* **Task requirements**: The records below need retyping in full; give them again exactly.

[Dataset entries]

## BEGIN

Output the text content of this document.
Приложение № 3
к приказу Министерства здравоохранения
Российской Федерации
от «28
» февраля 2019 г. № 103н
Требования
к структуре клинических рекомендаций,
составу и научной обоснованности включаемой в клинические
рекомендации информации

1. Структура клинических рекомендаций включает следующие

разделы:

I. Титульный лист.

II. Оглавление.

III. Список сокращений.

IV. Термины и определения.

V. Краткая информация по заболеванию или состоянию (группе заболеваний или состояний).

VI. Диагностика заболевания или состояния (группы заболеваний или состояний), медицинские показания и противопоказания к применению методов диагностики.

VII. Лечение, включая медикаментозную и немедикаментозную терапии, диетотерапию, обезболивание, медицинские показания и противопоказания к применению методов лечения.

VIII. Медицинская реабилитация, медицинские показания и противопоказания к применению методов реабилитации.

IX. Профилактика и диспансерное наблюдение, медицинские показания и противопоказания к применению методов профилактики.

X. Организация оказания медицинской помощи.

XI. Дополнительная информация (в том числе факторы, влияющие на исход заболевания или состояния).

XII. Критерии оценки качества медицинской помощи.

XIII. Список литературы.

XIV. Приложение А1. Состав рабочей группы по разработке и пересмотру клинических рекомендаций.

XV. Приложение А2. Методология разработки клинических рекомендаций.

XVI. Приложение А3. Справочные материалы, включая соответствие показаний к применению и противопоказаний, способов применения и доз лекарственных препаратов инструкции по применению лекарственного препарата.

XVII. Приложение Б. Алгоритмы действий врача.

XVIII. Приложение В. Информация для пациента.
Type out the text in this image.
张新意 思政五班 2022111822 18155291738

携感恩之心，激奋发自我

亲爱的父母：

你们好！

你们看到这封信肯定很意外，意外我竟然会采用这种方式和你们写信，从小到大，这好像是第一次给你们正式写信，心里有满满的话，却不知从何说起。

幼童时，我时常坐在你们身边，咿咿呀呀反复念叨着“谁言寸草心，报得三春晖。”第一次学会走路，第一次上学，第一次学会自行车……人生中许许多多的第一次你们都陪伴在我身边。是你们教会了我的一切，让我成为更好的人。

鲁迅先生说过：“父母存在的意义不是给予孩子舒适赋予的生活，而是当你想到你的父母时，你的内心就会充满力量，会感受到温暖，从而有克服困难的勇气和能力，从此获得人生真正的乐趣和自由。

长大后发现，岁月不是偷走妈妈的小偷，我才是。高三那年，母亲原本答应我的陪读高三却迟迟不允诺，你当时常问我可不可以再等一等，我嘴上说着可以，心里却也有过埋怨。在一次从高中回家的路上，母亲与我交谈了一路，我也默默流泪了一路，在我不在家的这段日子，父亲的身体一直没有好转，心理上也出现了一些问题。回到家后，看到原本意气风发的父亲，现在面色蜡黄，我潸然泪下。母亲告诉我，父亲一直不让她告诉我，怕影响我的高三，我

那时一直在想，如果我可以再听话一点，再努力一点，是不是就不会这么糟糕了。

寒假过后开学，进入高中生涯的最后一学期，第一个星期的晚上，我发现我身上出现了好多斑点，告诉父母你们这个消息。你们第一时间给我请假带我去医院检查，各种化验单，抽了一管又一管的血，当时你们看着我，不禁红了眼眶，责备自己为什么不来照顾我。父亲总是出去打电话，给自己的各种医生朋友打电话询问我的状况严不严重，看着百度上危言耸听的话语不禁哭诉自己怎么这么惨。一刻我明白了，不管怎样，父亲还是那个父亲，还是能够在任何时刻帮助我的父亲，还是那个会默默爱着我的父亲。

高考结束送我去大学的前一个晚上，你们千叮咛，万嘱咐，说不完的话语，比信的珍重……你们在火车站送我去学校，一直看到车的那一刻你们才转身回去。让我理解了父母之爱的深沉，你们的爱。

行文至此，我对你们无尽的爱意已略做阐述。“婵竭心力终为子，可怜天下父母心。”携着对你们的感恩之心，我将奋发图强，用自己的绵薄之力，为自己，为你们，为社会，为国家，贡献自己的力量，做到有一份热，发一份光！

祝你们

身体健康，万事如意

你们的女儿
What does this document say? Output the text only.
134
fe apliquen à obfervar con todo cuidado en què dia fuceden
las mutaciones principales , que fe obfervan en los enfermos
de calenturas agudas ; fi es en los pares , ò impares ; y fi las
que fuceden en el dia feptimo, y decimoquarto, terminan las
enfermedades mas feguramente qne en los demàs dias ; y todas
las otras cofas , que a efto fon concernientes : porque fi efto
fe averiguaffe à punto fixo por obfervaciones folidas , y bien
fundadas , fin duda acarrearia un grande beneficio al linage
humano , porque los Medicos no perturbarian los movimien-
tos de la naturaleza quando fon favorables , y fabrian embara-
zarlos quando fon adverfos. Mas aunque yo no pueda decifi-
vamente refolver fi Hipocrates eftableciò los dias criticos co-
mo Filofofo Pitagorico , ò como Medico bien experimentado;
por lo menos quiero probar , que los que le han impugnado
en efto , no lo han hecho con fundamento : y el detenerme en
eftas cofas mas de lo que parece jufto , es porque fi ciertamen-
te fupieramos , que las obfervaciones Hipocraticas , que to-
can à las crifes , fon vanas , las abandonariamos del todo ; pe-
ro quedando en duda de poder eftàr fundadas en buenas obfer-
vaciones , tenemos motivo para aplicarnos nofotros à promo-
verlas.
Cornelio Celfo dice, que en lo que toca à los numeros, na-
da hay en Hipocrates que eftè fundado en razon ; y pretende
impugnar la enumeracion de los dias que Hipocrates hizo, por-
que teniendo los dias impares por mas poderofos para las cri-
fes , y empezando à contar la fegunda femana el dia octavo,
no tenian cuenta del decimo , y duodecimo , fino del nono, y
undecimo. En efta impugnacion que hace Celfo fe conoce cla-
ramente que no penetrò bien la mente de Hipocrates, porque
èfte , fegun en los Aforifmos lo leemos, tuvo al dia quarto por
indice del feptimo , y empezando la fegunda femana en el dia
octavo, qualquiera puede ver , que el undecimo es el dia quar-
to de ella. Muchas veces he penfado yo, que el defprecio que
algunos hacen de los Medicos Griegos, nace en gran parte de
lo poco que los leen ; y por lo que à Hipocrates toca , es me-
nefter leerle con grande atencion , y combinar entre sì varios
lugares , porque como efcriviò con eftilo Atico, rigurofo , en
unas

## END

* **Task output**:
Output the text content of this document.
Приложение № 3
к приказу Министерства здравоохранения
Российской Федерации
от «28
» февраля 2019 г. № 103н
Требования
к структуре клинических рекомендаций,
составу и научной обоснованности включаемой в клинические
рекомендации информации

1. Структура клинических рекомендаций включает следующие

разделы:

I. Титульный лист.

II. Оглавление.

III. Список сокращений.

IV. Термины и определения.

V. Краткая информация по заболеванию или состоянию (группе заболеваний или состояний).

VI. Диагностика заболевания или состояния (группы заболеваний или состояний), медицинские показания и противопоказания к применению методов диагностики.

VII. Лечение, включая медикаментозную и немедикаментозную терапии, диетотерапию, обезболивание, медицинские показания и противопоказания к применению методов лечения.

VIII. Медицинская реабилитация, медицинские показания и противопоказания к применению методов реабилитации.

IX. Профилактика и диспансерное наблюдение, медицинские показания и противопоказания к применению методов профилактики.

X. Организация оказания медицинской помощи.

XI. Дополнительная информация (в том числе факторы, влияющие на исход заболевания или состояния).

XII. Критерии оценки качества медицинской помощи.

XIII. Список литературы.

XIV. Приложение А1. Состав рабочей группы по разработке и пересмотру клинических рекомендаций.

XV. Приложение А2. Методология разработки клинических рекомендаций.

XVI. Приложение А3. Справочные материалы, включая соответствие показаний к применению и противопоказаний, способов применения и доз лекарственных препаратов инструкции по применению лекарственного препарата.

XVII. Приложение Б. Алгоритмы действий врача.

XVIII. Приложение В. Информация для пациента.
Type out the text in this image.
张新意 思政五班 2022111822 18155291738

携感恩之心，激奋发自我

亲爱的父母：

你们好！

你们看到这封信肯定很意外，意外我竟然会采用这种方式和你们写信，从小到大，这好像是第一次给你们正式写信，心里有满满的话，却不知从何说起。

幼童时，我时常坐在你们身边，咿咿呀呀反复念叨着“谁言寸草心，报得三春晖。”第一次学会走路，第一次上学，第一次学会自行车……人生中许许多多的第一次你们都陪伴在我身边。是你们教会了我的一切，让我成为更好的人。

鲁迅先生说过：“父母存在的意义不是给予孩子舒适赋予的生活，而是当你想到你的父母时，你的内心就会充满力量，会感受到温暖，从而有克服困难的勇气和能力，从此获得人生真正的乐趣和自由。

长大后发现，岁月不是偷走妈妈的小偷，我才是。高三那年，母亲原本答应我的陪读高三却迟迟不允诺，你当时常问我可不可以再等一等，我嘴上说着可以，心里却也有过埋怨。在一次从高中回家的路上，母亲与我交谈了一路，我也默默流泪了一路，在我不在家的这段日子，父亲的身体一直没有好转，心理上也出现了一些问题。回到家后，看到原本意气风发的父亲，现在面色蜡黄，我潸然泪下。母亲告诉我，父亲一直不让她告诉我，怕影响我的高三，我

那时一直在想，如果我可以再听话一点，再努力一点，是不是就不会这么糟糕了。

寒假过后开学，进入高中生涯的最后一学期，第一个星期的晚上，我发现我身上出现了好多斑点，告诉父母你们这个消息。你们第一时间给我请假带我去医院检查，各种化验单，抽了一管又一管的血，当时你们看着我，不禁红了眼眶，责备自己为什么不来照顾我。父亲总是出去打电话，给自己的各种医生朋友打电话询问我的状况严不严重，看着百度上危言耸听的话语不禁哭诉自己怎么这么惨。一刻我明白了，不管怎样，父亲还是那个父亲，还是能够在任何时刻帮助我的父亲，还是那个会默默爱着我的父亲。

高考结束送我去大学的前一个晚上，你们千叮咛，万嘱咐，说不完的话语，比信的珍重……你们在火车站送我去学校，一直看到车的那一刻你们才转身回去。让我理解了父母之爱的深沉，你们的爱。

行文至此，我对你们无尽的爱意已略做阐述。“婵竭心力终为子，可怜天下父母心。”携着对你们的感恩之心，我将奋发图强，用自己的绵薄之力，为自己，为你们，为社会，为国家，贡献自己的力量，做到有一份热，发一份光！

祝你们

身体健康，万事如意

你们的女儿
What does this document say? Output the text only.
134
fe apliquen à obfervar con todo cuidado en què dia fuceden
las mutaciones principales , que fe obfervan en los enfermos
de calenturas agudas ; fi es en los pares , ò impares ; y fi las
que fuceden en el dia feptimo, y decimoquarto, terminan las
enfermedades mas feguramente qne en los demàs dias ; y todas
las otras cofas , que a efto fon concernientes : porque fi efto
fe averiguaffe à punto fixo por obfervaciones folidas , y bien
fundadas , fin duda acarrearia un grande beneficio al linage
humano , porque los Medicos no perturbarian los movimien-
tos de la naturaleza quando fon favorables , y fabrian embara-
zarlos quando fon adverfos. Mas aunque yo no pueda decifi-
vamente refolver fi Hipocrates eftableciò los dias criticos co-
mo Filofofo Pitagorico , ò como Medico bien experimentado;
por lo menos quiero probar , que los que le han impugnado
en efto , no lo han hecho con fundamento : y el detenerme en
eftas cofas mas de lo que parece jufto , es porque fi ciertamen-
te fupieramos , que las obfervaciones Hipocraticas , que to-
can à las crifes , fon vanas , las abandonariamos del todo ; pe-
ro quedando en duda de poder eftàr fundadas en buenas obfer-
vaciones , tenemos motivo para aplicarnos nofotros à promo-
verlas.
Cornelio Celfo dice, que en lo que toca à los numeros, na-
da hay en Hipocrates que eftè fundado en razon ; y pretende
impugnar la enumeracion de los dias que Hipocrates hizo, por-
que teniendo los dias impares por mas poderofos para las cri-
fes , y empezando à contar la fegunda femana el dia octavo,
no tenian cuenta del decimo , y duodecimo , fino del nono, y
undecimo. En efta impugnacion que hace Celfo fe conoce cla-
ramente que no penetrò bien la mente de Hipocrates, porque
èfte , fegun en los Aforifmos lo leemos, tuvo al dia quarto por
indice del feptimo , y empezando la fegunda femana en el dia
octavo, qualquiera puede ver , que el undecimo es el dia quar-
to de ella. Muchas veces he penfado yo, que el defprecio que
algunos hacen de los Medicos Griegos, nace en gran parte de
lo poco que los leen ; y por lo que à Hipocrates toca , es me-
nefter leerle con grande atencion , y combinar entre sì varios
lugares , porque como efcriviò con eftilo Atico, rigurofo , en
unas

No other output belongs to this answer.